Output every record below exactly as it appears.

+ + + +

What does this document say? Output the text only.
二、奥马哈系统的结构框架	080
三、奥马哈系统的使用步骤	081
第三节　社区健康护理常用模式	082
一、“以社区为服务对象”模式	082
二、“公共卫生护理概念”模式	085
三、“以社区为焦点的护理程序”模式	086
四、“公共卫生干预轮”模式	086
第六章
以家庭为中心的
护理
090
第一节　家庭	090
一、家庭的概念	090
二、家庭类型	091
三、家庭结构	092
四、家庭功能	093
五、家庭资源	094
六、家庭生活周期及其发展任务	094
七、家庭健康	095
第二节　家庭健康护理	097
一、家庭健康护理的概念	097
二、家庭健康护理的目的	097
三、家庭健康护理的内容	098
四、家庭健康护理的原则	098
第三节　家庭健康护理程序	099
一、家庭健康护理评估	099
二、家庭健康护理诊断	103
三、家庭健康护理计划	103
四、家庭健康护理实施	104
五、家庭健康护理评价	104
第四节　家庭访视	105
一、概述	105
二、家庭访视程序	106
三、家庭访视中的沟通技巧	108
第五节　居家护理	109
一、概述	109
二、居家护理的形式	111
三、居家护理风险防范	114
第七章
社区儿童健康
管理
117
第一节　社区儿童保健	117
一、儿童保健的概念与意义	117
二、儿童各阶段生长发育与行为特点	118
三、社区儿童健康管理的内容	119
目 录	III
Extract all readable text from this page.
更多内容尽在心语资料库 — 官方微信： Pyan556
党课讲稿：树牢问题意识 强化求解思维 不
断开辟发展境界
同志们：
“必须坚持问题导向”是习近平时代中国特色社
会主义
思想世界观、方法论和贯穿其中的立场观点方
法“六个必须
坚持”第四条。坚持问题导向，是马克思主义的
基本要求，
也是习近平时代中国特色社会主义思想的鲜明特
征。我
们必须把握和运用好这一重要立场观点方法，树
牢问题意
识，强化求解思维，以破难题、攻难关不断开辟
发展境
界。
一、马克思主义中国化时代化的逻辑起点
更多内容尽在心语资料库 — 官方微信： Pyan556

+ + + +

### Response below
What does this document say? Output the text only.
二、奥马哈系统的结构框架	080
三、奥马哈系统的使用步骤	081
第三节　社区健康护理常用模式	082
一、“以社区为服务对象”模式	082
二、“公共卫生护理概念”模式	085
三、“以社区为焦点的护理程序”模式	086
四、“公共卫生干预轮”模式	086
第六章
以家庭为中心的
护理
090
第一节　家庭	090
一、家庭的概念	090
二、家庭类型	091
三、家庭结构	092
四、家庭功能	093
五、家庭资源	094
六、家庭生活周期及其发展任务	094
七、家庭健康	095
第二节　家庭健康护理	097
一、家庭健康护理的概念	097
二、家庭健康护理的目的	097
三、家庭健康护理的内容	098
四、家庭健康护理的原则	098
第三节　家庭健康护理程序	099
一、家庭健康护理评估	099
二、家庭健康护理诊断	103
三、家庭健康护理计划	103
四、家庭健康护理实施	104
五、家庭健康护理评价	104
第四节　家庭访视	105
一、概述	105
二、家庭访视程序	106
三、家庭访视中的沟通技巧	108
第五节　居家护理	109
一、概述	109
二、居家护理的形式	111
三、居家护理风险防范	114
第七章
社区儿童健康
管理
117
第一节　社区儿童保健	117
一、儿童保健的概念与意义	117
二、儿童各阶段生长发育与行为特点	118
三、社区儿童健康管理的内容	119
目 录	III
Extract all readable text from this page.
更多内容尽在心语资料库 — 官方微信： Pyan556
党课讲稿：树牢问题意识 强化求解思维 不
断开辟发展境界
同志们：
“必须坚持问题导向”是习近平时代中国特色社
会主义
思想世界观、方法论和贯穿其中的立场观点方
法“六个必须
坚持”第四条。坚持问题导向，是马克思主义的
基本要求，
也是习近平时代中国特色社会主义思想的鲜明特
征。我
们必须把握和运用好这一重要立场观点方法，树
牢问题意
识，强化求解思维，以破难题、攻难关不断开辟
发展境
界。
一、马克思主义中国化时代化的逻辑起点
更多内容尽在心语资料库 — 官方微信： Pyan556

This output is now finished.